> _THE EXERCISE_
Using the entries that follow, collect the lines where the word "February" appears.

> _LISTED RECORDS_
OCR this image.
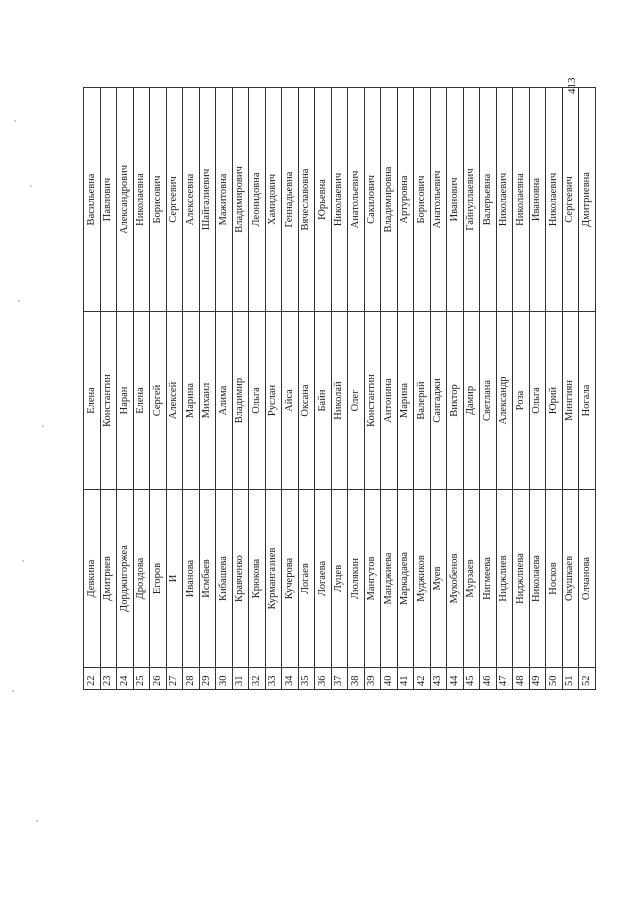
413
22	Девкина	Елена	Васильевна
23	Дмитриев	Константин	Павлович
24	Дорджигоржеа	Наран	Александрович
25	Дроздова	Елена	Николаевна
26	Егоров	Сергей	Борисович
27	И	Алексей	Сергеевич
28	Иванова	Марина	Алексеевна
29	Исмбаев	Михаил	Шайгалиевич
30	Кибашева	Алима	Мажитовна
31	Кравченко	Владимир	Владимирович
32	Крюкова	Ольга	Леонидовна
33	Курмангазиев	Руслан	Хамидович
34	Кучерова	Айса	Геннадьевна
35	Логаев	Оксана	Вячеславовна
36	Логаева	Байн	Юрьевна
37	Луцев	Николай	Николаевич
38	Люлякин	Олег	Анатольевич
39	Мангутов	Константин	Сакилович
40	Манджиева	Антонина	Владимировна
41	Маркадаева	Марина	Артуровна
42	Муджиков	Валерий	Борисович
43	Муев	Сангаджи	Анатольевич
44	Мукобенов	Виктор	Иванович
45	Мурзаев	Дамир	Гайнуллаевич
46	Нигмеева	Светлана	Валерьевна
47	Ниджлиев	Александр	Николаевич
48	Ниджлиева	Роза	Николаевна
49	Николаева	Ольга	Ивановна
50	Носков	Юрий	Николаевич
51	Окушкаев	Мингиян	Сергеевич
52	Олчанова	Ногала	Дмитриевна
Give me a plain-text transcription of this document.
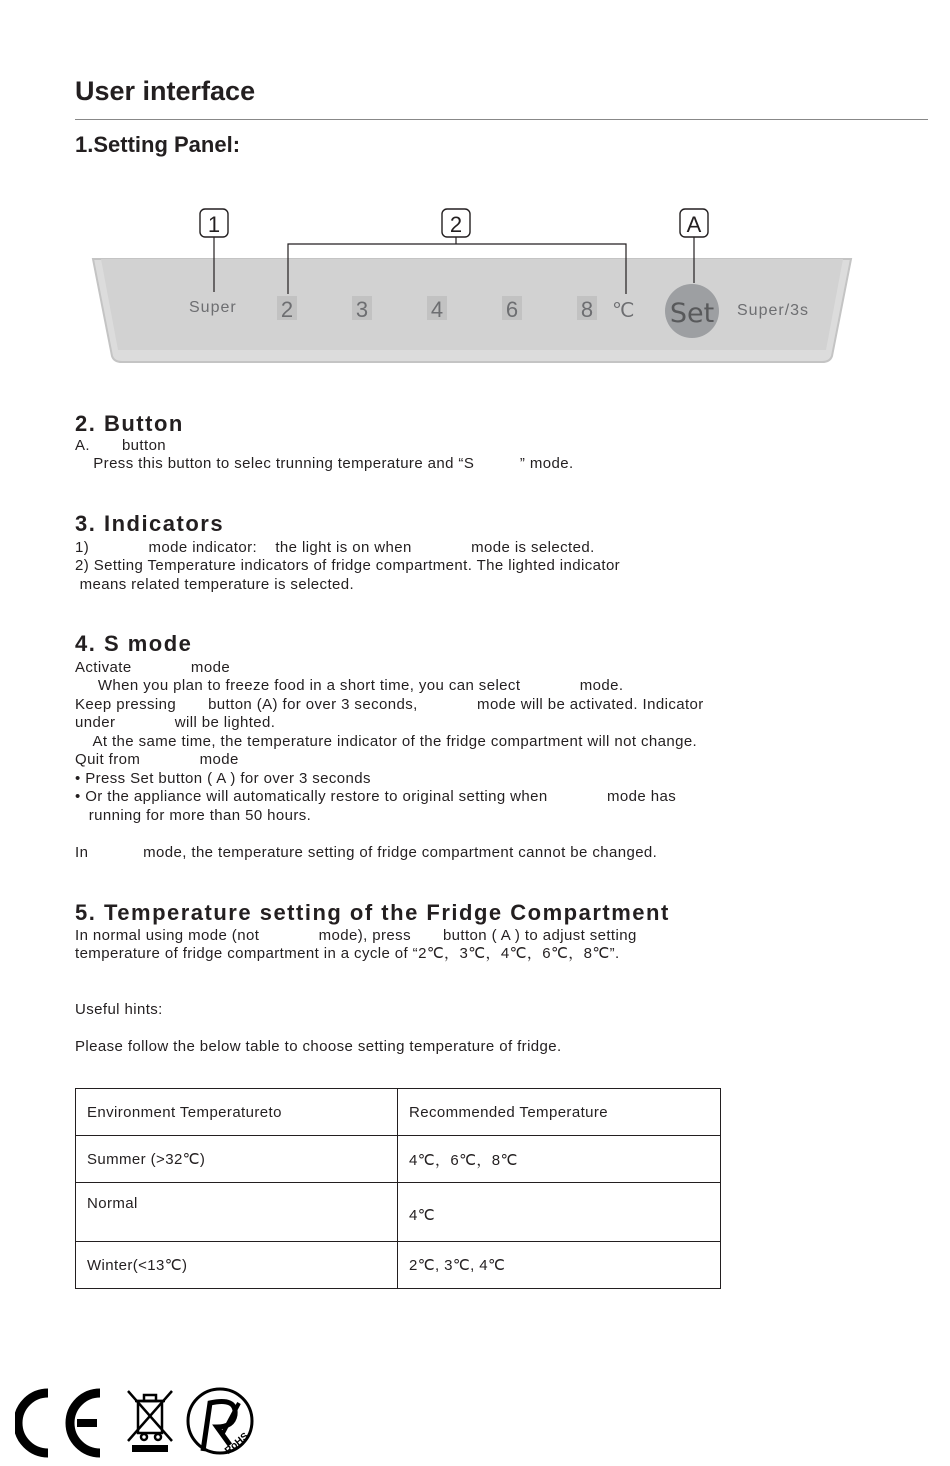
User interface
1.Setting Panel:
1	2	A
Super 2	3	4	6	8 ℃ Set Super/3s
2. Button
A.       button
Press this button to selec trunning temperature and “S          ” mode.
3. Indicators
1)             mode indicator:    the light is on when             mode is selected.
2) Setting Temperature indicators of fridge compartment. The lighted indicator
means related temperature is selected.
4. S mode
Activate             mode
When you plan to freeze food in a short time, you can select             mode.
Keep pressing       button (A) for over 3 seconds,             mode will be activated. Indicator
under             will be lighted.
At the same time, the temperature indicator of the fridge compartment will not change.
Quit from             mode
• Press Set button ( A ) for over 3 seconds
• Or the appliance will automatically restore to original setting when             mode has
running for more than 50 hours.
In            mode, the temperature setting of fridge compartment cannot be changed.
5. Temperature setting of the Fridge Compartment
In normal using mode (not             mode), press       button ( A ) to adjust setting
temperature of fridge compartment in a cycle of “2℃，3℃，4℃，6℃，8℃”.
Useful hints:
Please follow the below table to choose setting temperature of fridge.
Environment Temperatureto	Recommended Temperature
Summer (>32℃)	4℃，6℃，8℃
Normal	4℃
Winter(<13℃)	2℃, 3℃, 4℃
RoHS
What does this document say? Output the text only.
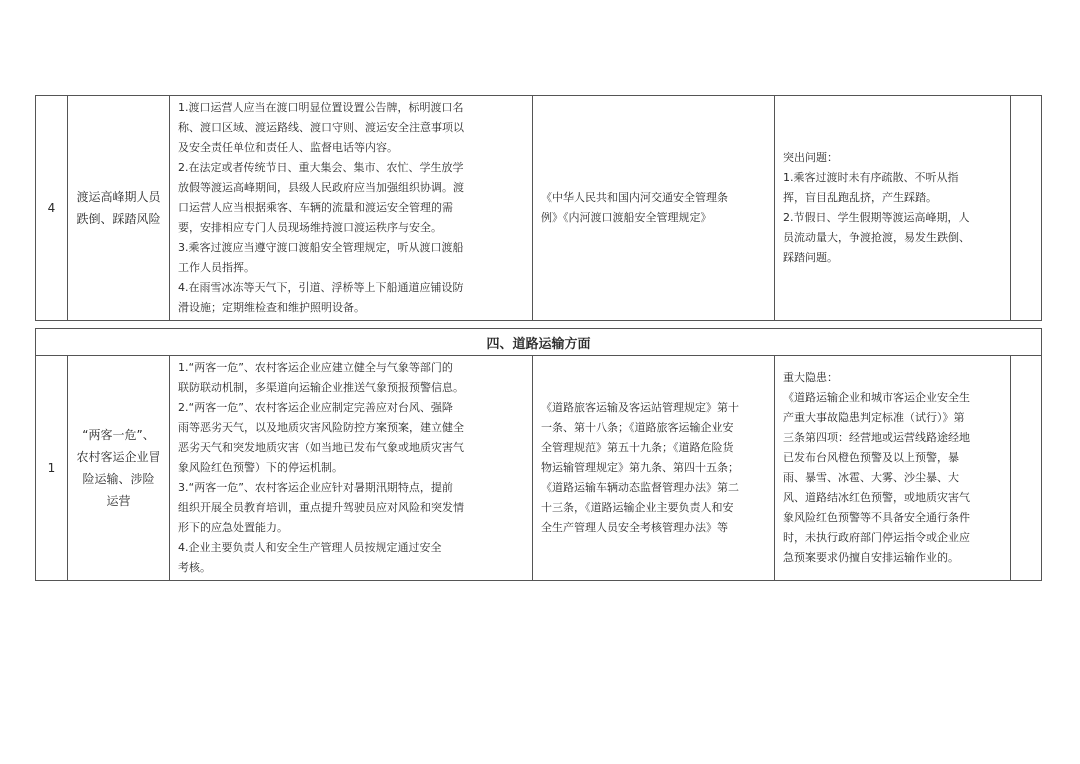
4	
渡运高峰期人员
跌倒、踩踏风险

1.渡口运营人应当在渡口明显位置设置公告牌，标明渡口名
称、渡口区域、渡运路线、渡口守则、渡运安全注意事项以
及安全责任单位和责任人、监督电话等内容。
2.在法定或者传统节日、重大集会、集市、农忙、学生放学
放假等渡运高峰期间，县级人民政府应当加强组织协调。渡
口运营人应当根据乘客、车辆的流量和渡运安全管理的需
要，安排相应专门人员现场维持渡口渡运秩序与安全。
3.乘客过渡应当遵守渡口渡船安全管理规定，听从渡口渡船
工作人员指挥。
4.在雨雪冰冻等天气下，引道、浮桥等上下船通道应铺设防
滑设施；定期维检查和维护照明设备。

《中华人民共和国内河交通安全管理条
例》《内河渡口渡船安全管理规定》

突出问题：
1.乘客过渡时未有序疏散、不听从指
挥，盲目乱跑乱挤，产生踩踏。
2.节假日、学生假期等渡运高峰期，人
员流动量大，争渡抢渡，易发生跌倒、
踩踏问题。

四、道路运输方面
1	
“两客一危”、
农村客运企业冒
险运输、涉险
运营

1.“两客一危”、农村客运企业应建立健全与气象等部门的
联防联动机制，多渠道向运输企业推送气象预报预警信息。
2.“两客一危”、农村客运企业应制定完善应对台风、强降
雨等恶劣天气，以及地质灾害风险防控方案预案，建立健全
恶劣天气和突发地质灾害（如当地已发布气象或地质灾害气
象风险红色预警）下的停运机制。
3.“两客一危”、农村客运企业应针对暑期汛期特点，提前
组织开展全员教育培训，重点提升驾驶员应对风险和突发情
形下的应急处置能力。
4.企业主要负责人和安全生产管理人员按规定通过安全
考核。

《道路旅客运输及客运站管理规定》第十
一条、第十八条；《道路旅客运输企业安
全管理规范》第五十九条；《道路危险货
物运输管理规定》第九条、第四十五条；
《道路运输车辆动态监督管理办法》第二
十三条，《道路运输企业主要负责人和安
全生产管理人员安全考核管理办法》等

重大隐患：
《道路运输企业和城市客运企业安全生
产重大事故隐患判定标准（试行）》第
三条第四项：经营地或运营线路途经地
已发布台风橙色预警及以上预警，暴
雨、暴雪、冰雹、大雾、沙尘暴、大
风、道路结冰红色预警，或地质灾害气
象风险红色预警等不具备安全通行条件
时，未执行政府部门停运指令或企业应
急预案要求仍擅自安排运输作业的。
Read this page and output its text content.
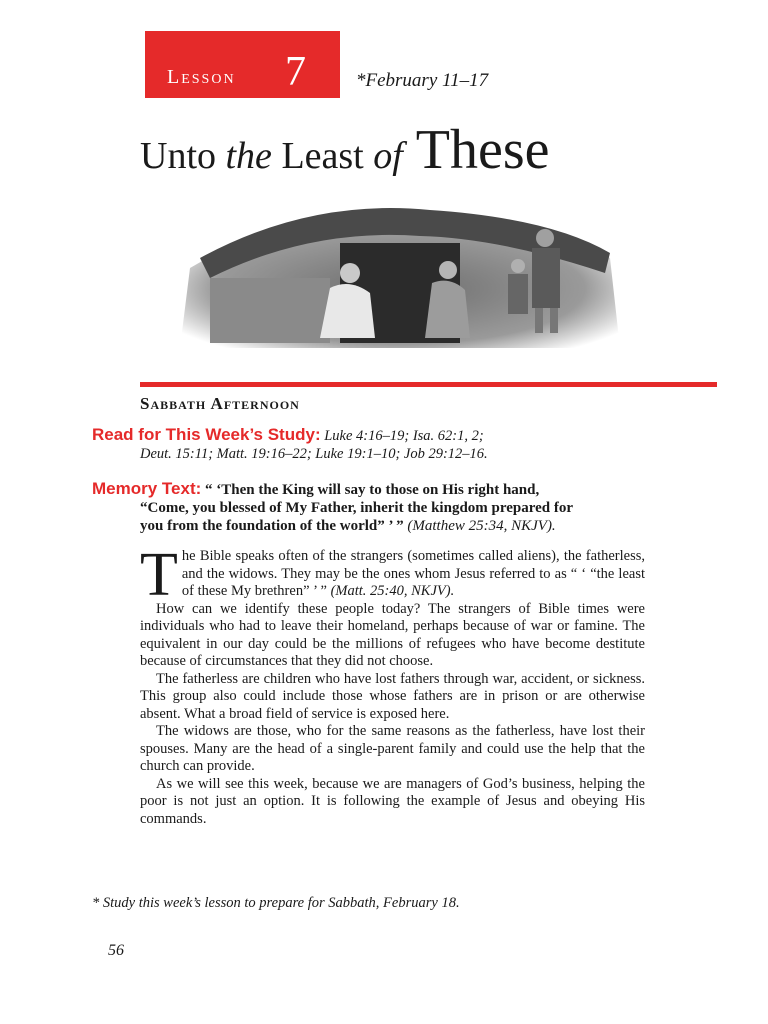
Lesson 7	*February 11–17
Unto the Least of These
Sabbath Afternoon
Read for This Week’s Study: Luke 4:16–19; Isa. 62:1, 2;
Deut. 15:11; Matt. 19:16–22; Luke 19:1–10; Job 29:12–16.
Memory Text: “ ‘Then the King will say to those on His right hand,
“Come, you blessed of My Father, inherit the kingdom prepared for
you from the foundation of the world” ’ ” (Matthew 25:34, NKJV).

The Bible speaks often of the strangers (sometimes called aliens), the fatherless, and the widows. They may be the ones whom Jesus referred to as “ ‘ “the least of these My brethren” ’ ” (Matt. 25:40, NKJV).

How can we identify these people today? The strangers of Bible times were individuals who had to leave their homeland, perhaps because of war or famine. The equivalent in our day could be the millions of refugees who have become destitute because of circumstances that they did not choose.

The fatherless are children who have lost fathers through war, accident, or sickness. This group also could include those whose fathers are in prison or are otherwise absent. What a broad field of service is exposed here.

The widows are those, who for the same reasons as the fatherless, have lost their spouses. Many are the head of a single-parent family and could use the help that the church can provide.

As we will see this week, because we are managers of God’s business, helping the poor is not just an option. It is following the example of Jesus and obeying His commands.

* Study this week’s lesson to prepare for Sabbath, February 18.
56
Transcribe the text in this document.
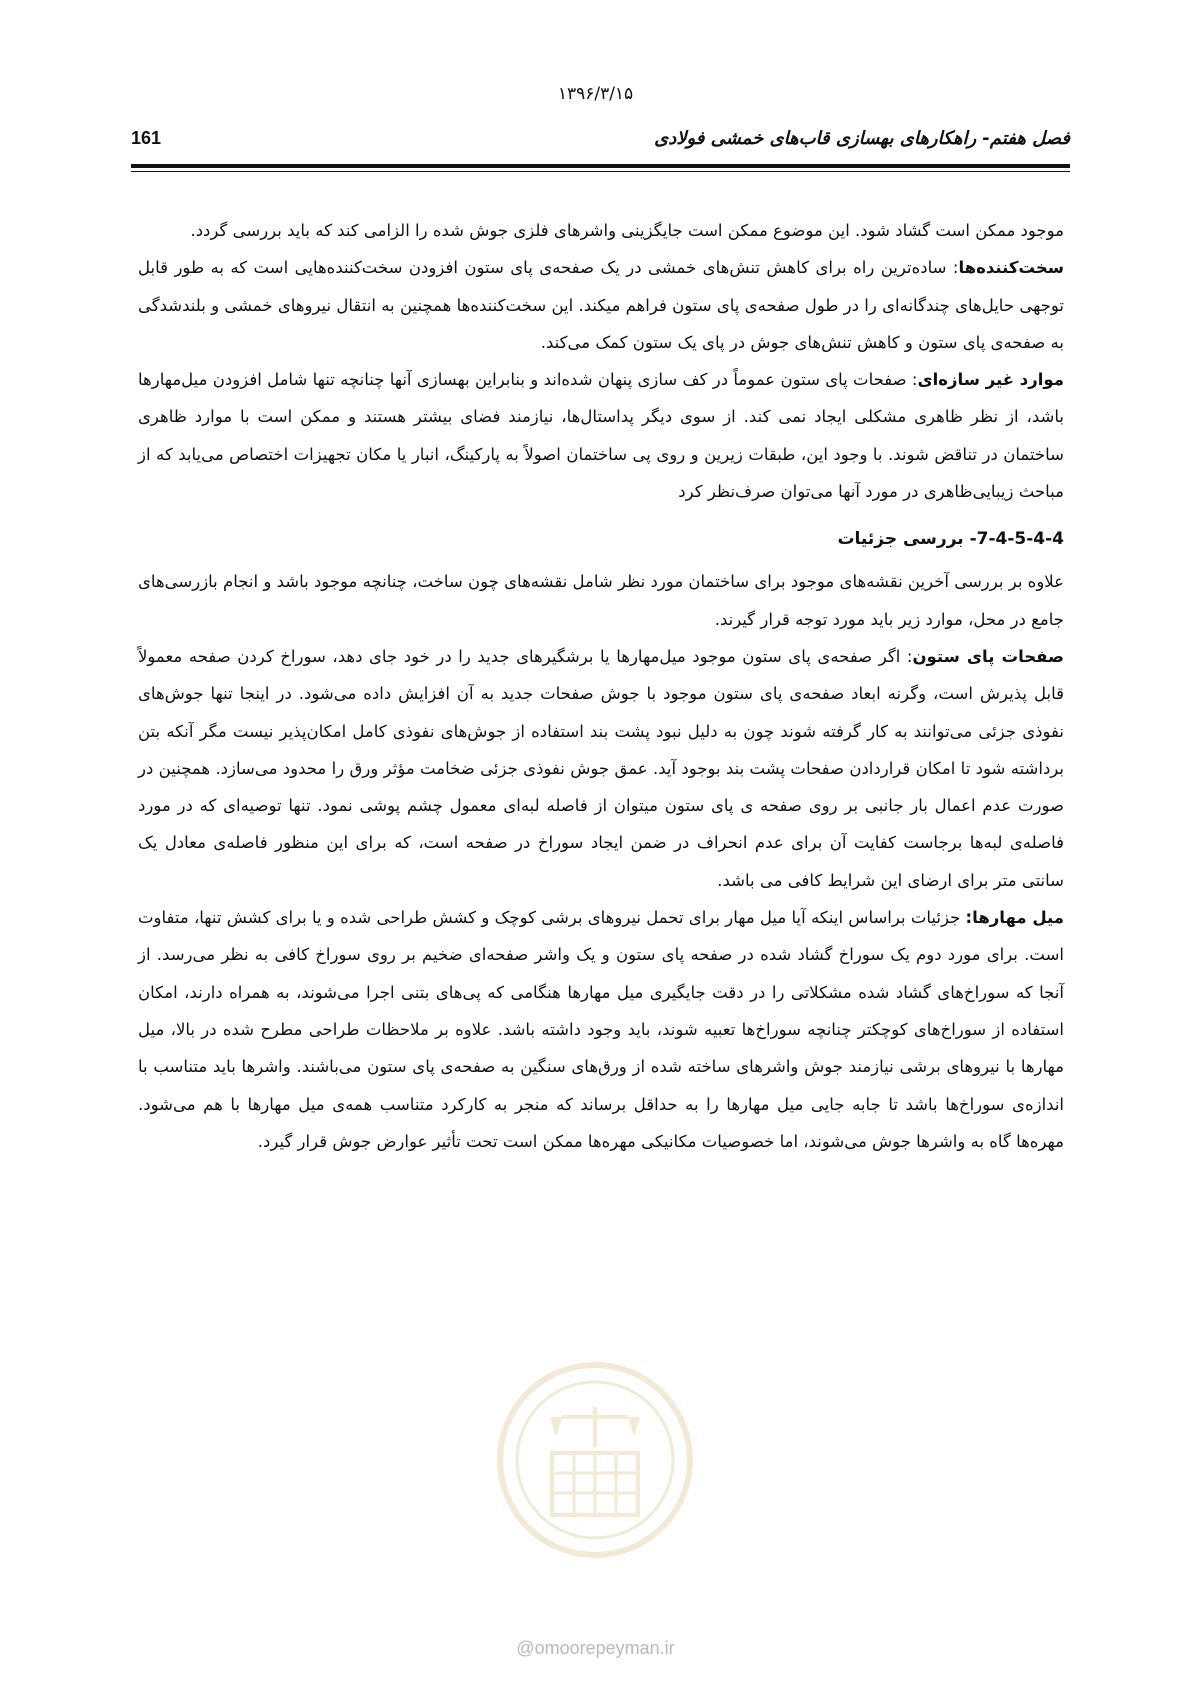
۱۳۹۶/۳/۱۵
فصل هفتم- راهکارهای بهسازی قاب‌های خمشی فولادی
161

موجود ممکن است گشاد شود. این موضوع ممکن است جایگزینی واشرهای فلزی جوش شده را الزامی کند که باید بررسی گردد.

سخت‌کننده‌ها: ساده‌ترین راه برای کاهش تنش‌های خمشی در یک صفحه‌ی پای ستون افزودن سخت‌کننده‌هایی است که به طور قابل توجهی حایل‌های چندگانه‌ای را در طول صفحه‌ی پای ستون فراهم میکند. این سخت‌کننده‌ها همچنین به انتقال نیروهای خمشی و بلندشدگی به صفحه‌ی پای ستون و کاهش تنش‌های جوش در پای یک ستون کمک می‌کند.

موارد غیر سازه‌ای: صفحات پای ستون عموماً در کف سازی پنهان شده‌اند و بنابراین بهسازی آنها چنانچه تنها شامل افزودن میل‌مهارها باشد، از نظر ظاهری مشکلی ایجاد نمی کند. از سوی دیگر پداستال‌ها، نیازمند فضای بیشتر هستند و ممکن است با موارد ظاهری ساختمان در تناقض شوند. با وجود این، طبقات زیرین و روی پی ساختمان اصولاً به پارکینگ، انبار یا مکان تجهیزات اختصاص می‌یابد که از مباحث زیبایی‌ظاهری در مورد آنها می‌توان صرف‌نظر کرد

7-4-5-4-4- بررسی جزئیات

علاوه بر بررسی آخرین نقشه‌های موجود برای ساختمان مورد نظر شامل نقشه‌های چون ساخت، چنانچه موجود باشد و انجام بازرسی‌های جامع در محل، موارد زیر باید مورد توجه قرار گیرند.

صفحات پای ستون: اگر صفحه‌ی پای ستون موجود میل‌مهارها یا برشگیرهای جدید را در خود جای دهد، سوراخ کردن صفحه معمولاً قابل پذیرش است، وگرنه ابعاد صفحه‌ی پای ستون موجود با جوش صفحات جدید به آن افزایش داده می‌شود. در اینجا تنها جوش‌های نفوذی جزئی می‌توانند به کار گرفته شوند چون به دلیل نبود پشت بند استفاده از جوش‌های نفوذی کامل امکان‌پذیر نیست مگر آنکه بتن برداشته شود تا امکان قراردادن صفحات پشت بند بوجود آید. عمق جوش نفوذی جزئی ضخامت مؤثر ورق را محدود می‌سازد. همچنین در صورت عدم اعمال بار جانبی بر روی صفحه ی پای ستون میتوان از فاصله لبه‌ای معمول چشم پوشی نمود. تنها توصیه‌ای که در مورد فاصله‌ی لبه‌ها برجاست کفایت آن برای عدم انحراف در ضمن ایجاد سوراخ در صفحه است، که برای این منظور فاصله‌ی معادل یک سانتی متر برای ارضای این شرایط کافی می باشد.

میل مهارها: جزئیات براساس اینکه آیا میل مهار برای تحمل نیروهای برشی کوچک و کشش طراحی شده و یا برای کشش تنها، متفاوت است. برای مورد دوم یک سوراخ گشاد شده در صفحه پای ستون و یک واشر صفحه‌ای ضخیم بر روی سوراخ کافی به نظر می‌رسد. از آنجا که سوراخ‌های گشاد شده مشکلاتی را در دقت جایگیری میل مهارها هنگامی که پی‌های بتنی اجرا می‌شوند، به همراه دارند، امکان استفاده از سوراخ‌های کوچکتر چنانچه سوراخ‌ها تعبیه شوند، باید وجود داشته باشد. علاوه بر ملاحظات طراحی مطرح شده در بالا، میل مهارها با نیروهای برشی نیازمند جوش واشرهای ساخته شده از ورق‌های سنگین به صفحه‌ی پای ستون می‌باشند. واشرها باید متناسب با اندازه‌ی سوراخ‌ها باشد تا جابه جایی میل مهارها را به حداقل برساند که منجر به کارکرد متناسب همه‌ی میل مهارها با هم می‌شود. مهره‌ها گاه به واشرها جوش می‌شوند، اما خصوصیات مکانیکی مهره‌ها ممکن است تحت تأثیر عوارض جوش قرار گیرد.

@omoorepeyman.ir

> _RESULT OF THE TASK_
Lesson 7	*February 11–17
* Study this week’s lesson to prepare for Sabbath, February 18.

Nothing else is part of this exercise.